Give a verbatim copy of the lines below, minus the pictures.

■ GIVEN ENTRIES ■
-- Begin --

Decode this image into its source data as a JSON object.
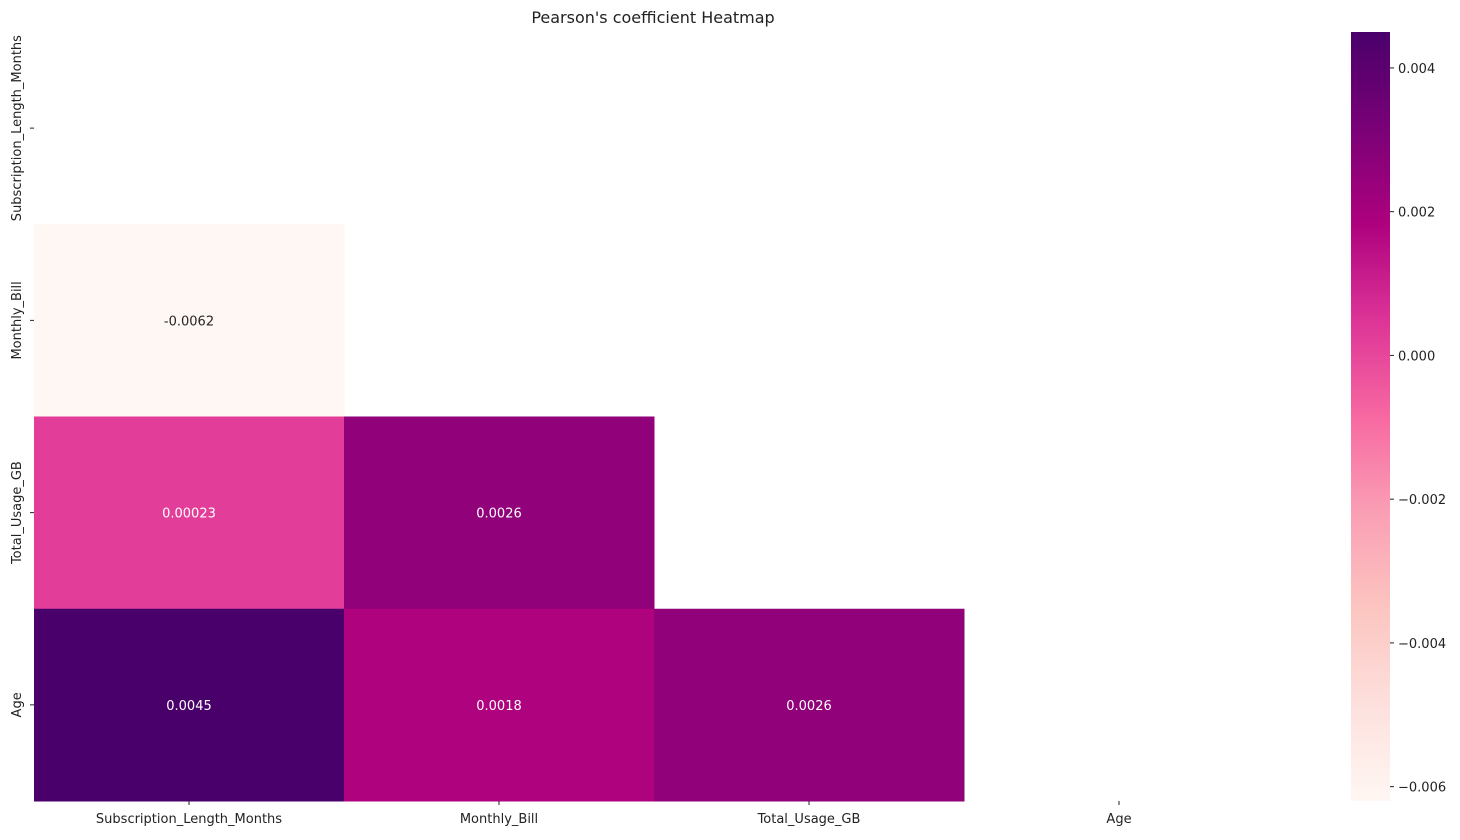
{
  "chart_data": {
    "type": "heatmap",
    "title": "Pearson's coefficient Heatmap",
    "xlabel": "",
    "ylabel": "",
    "rows": [
      "Subscription_Length_Months",
      "Monthly_Bill",
      "Total_Usage_GB",
      "Age"
    ],
    "columns": [
      "Subscription_Length_Months",
      "Monthly_Bill",
      "Total_Usage_GB",
      "Age"
    ],
    "mask": "upper-triangle-including-diagonal",
    "cells": [
      {
        "row": 1,
        "col": 0,
        "value": -0.0062,
        "label": "-0.0062"
      },
      {
        "row": 2,
        "col": 0,
        "value": 0.00023,
        "label": "0.00023"
      },
      {
        "row": 2,
        "col": 1,
        "value": 0.0026,
        "label": "0.0026"
      },
      {
        "row": 3,
        "col": 0,
        "value": 0.0045,
        "label": "0.0045"
      },
      {
        "row": 3,
        "col": 1,
        "value": 0.0018,
        "label": "0.0018"
      },
      {
        "row": 3,
        "col": 2,
        "value": 0.0026,
        "label": "0.0026"
      }
    ],
    "colormap": "RdPu",
    "color_range": [
      -0.0062,
      0.0045
    ],
    "colorbar": {
      "ticks": [
        0.004,
        0.002,
        0.0,
        -0.002,
        -0.004,
        -0.006
      ],
      "tick_labels": [
        "0.004",
        "0.002",
        "0.000",
        "−0.002",
        "−0.004",
        "−0.006"
      ]
    },
    "grid": false,
    "legend": "colorbar-right"
  }
}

-- End --

■ THE OUTPUT ■
Decode this image into its source data as a JSON object.
{
  "chart_data": {
    "type": "heatmap",
    "title": "Pearson's coefficient Heatmap",
    "xlabel": "",
    "ylabel": "",
    "rows": [
      "Subscription_Length_Months",
      "Monthly_Bill",
      "Total_Usage_GB",
      "Age"
    ],
    "columns": [
      "Subscription_Length_Months",
      "Monthly_Bill",
      "Total_Usage_GB",
      "Age"
    ],
    "mask": "upper-triangle-including-diagonal",
    "cells": [
      {
        "row": 1,
        "col": 0,
        "value": -0.0062,
        "label": "-0.0062"
      },
      {
        "row": 2,
        "col": 0,
        "value": 0.00023,
        "label": "0.00023"
      },
      {
        "row": 2,
        "col": 1,
        "value": 0.0026,
        "label": "0.0026"
      },
      {
        "row": 3,
        "col": 0,
        "value": 0.0045,
        "label": "0.0045"
      },
      {
        "row": 3,
        "col": 1,
        "value": 0.0018,
        "label": "0.0018"
      },
      {
        "row": 3,
        "col": 2,
        "value": 0.0026,
        "label": "0.0026"
      }
    ],
    "colormap": "RdPu",
    "color_range": [
      -0.0062,
      0.0045
    ],
    "colorbar": {
      "ticks": [
        0.004,
        0.002,
        0.0,
        -0.002,
        -0.004,
        -0.006
      ],
      "tick_labels": [
        "0.004",
        "0.002",
        "0.000",
        "−0.002",
        "−0.004",
        "−0.006"
      ]
    },
    "grid": false,
    "legend": "colorbar-right"
  }
}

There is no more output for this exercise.